-- start --
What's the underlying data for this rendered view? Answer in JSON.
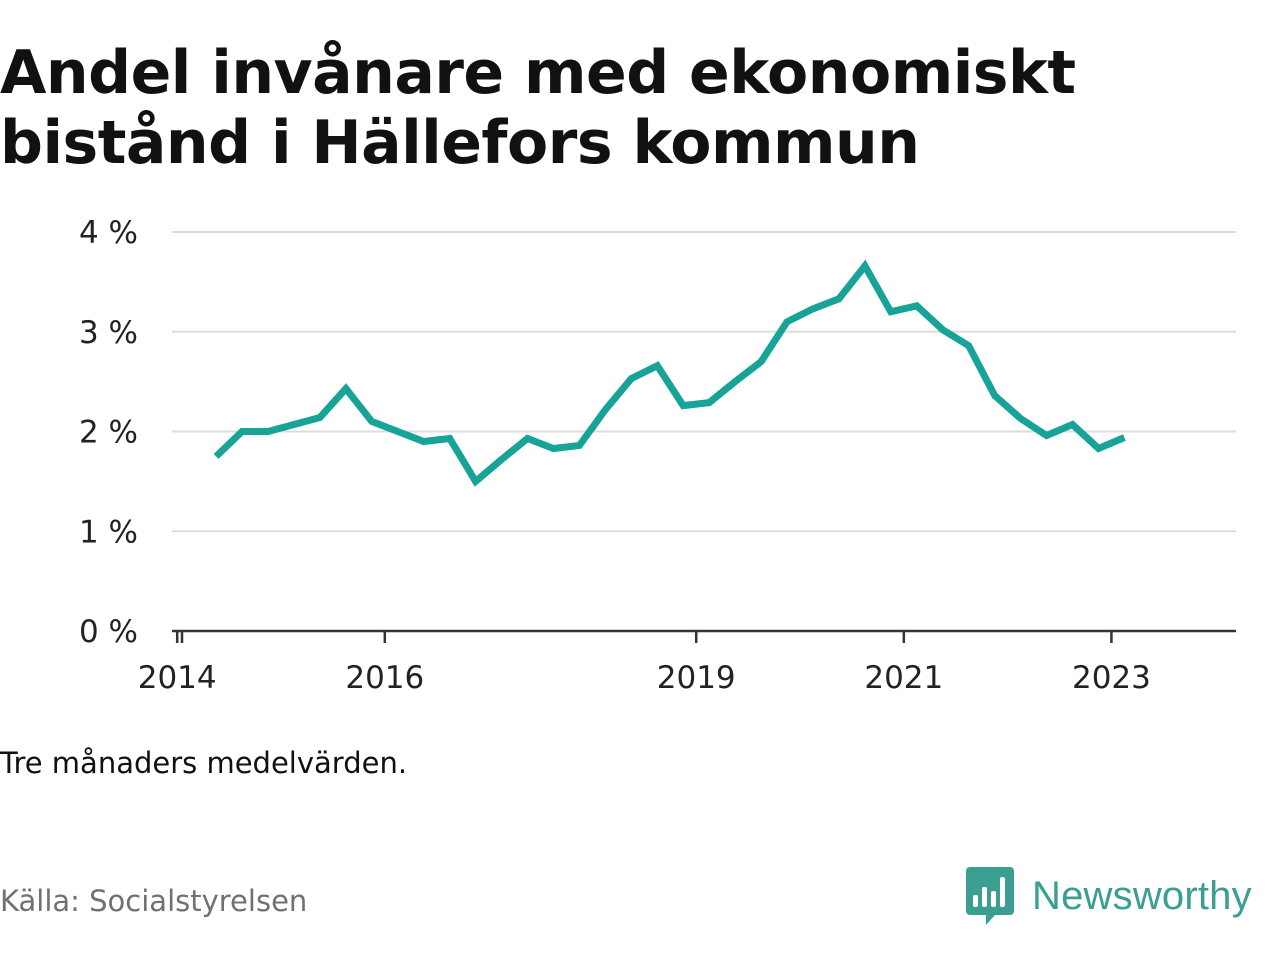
{
  "title": "Andel invånare med ekonomiskt bistånd i Hällefors kommun",
  "note": "Tre månaders medelvärden.",
  "source": "Källa: Socialstyrelsen",
  "brand": {
    "name": "Newsworthy",
    "icon": "newsworthy-logo-icon",
    "color": "#3a9e91"
  },
  "chart_data": {
    "type": "line",
    "title": "Andel invånare med ekonomiskt bistånd i Hällefors kommun",
    "xlabel": "",
    "ylabel": "",
    "xlim": [
      2013.95,
      2024.2
    ],
    "ylim": [
      0,
      4
    ],
    "yticks": [
      0,
      1,
      2,
      3,
      4
    ],
    "ytick_labels": [
      "0 %",
      "1 %",
      "2 %",
      "3 %",
      "4 %"
    ],
    "xticks": [
      2014,
      2016,
      2019,
      2021,
      2023
    ],
    "xtick_labels": [
      "2014",
      "2016",
      "2019",
      "2021",
      "2023"
    ],
    "grid": true,
    "line_color": "#17a398",
    "series": [
      {
        "x": [
          2014.375,
          2014.625,
          2014.875,
          2015.125,
          2015.375,
          2015.625,
          2015.875,
          2016.125,
          2016.375,
          2016.625,
          2016.875,
          2017.125,
          2017.375,
          2017.625,
          2017.875,
          2018.125,
          2018.375,
          2018.625,
          2018.875,
          2019.125,
          2019.375,
          2019.625,
          2019.875,
          2020.125,
          2020.375,
          2020.625,
          2020.875,
          2021.125,
          2021.375,
          2021.625,
          2021.875,
          2022.125,
          2022.375,
          2022.625,
          2022.875,
          2023.125
        ],
        "values": [
          1.75,
          2.0,
          2.0,
          2.07,
          2.14,
          2.43,
          2.1,
          2.0,
          1.9,
          1.93,
          1.5,
          1.72,
          1.93,
          1.83,
          1.86,
          2.22,
          2.53,
          2.66,
          2.26,
          2.29,
          2.5,
          2.7,
          3.1,
          3.23,
          3.33,
          3.66,
          3.2,
          3.26,
          3.02,
          2.86,
          2.36,
          2.13,
          1.96,
          2.07,
          1.83,
          1.94
        ]
      }
    ]
  }
}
-- end --
**WHAT THE TASK ASKS**
Pull out all lines of the data with the string "kommun".

**WRITTEN REPLY**
  "title": "Andel invånare med ekonomiskt bistånd i Hällefors kommun",
    "title": "Andel invånare med ekonomiskt bistånd i Hällefors kommun",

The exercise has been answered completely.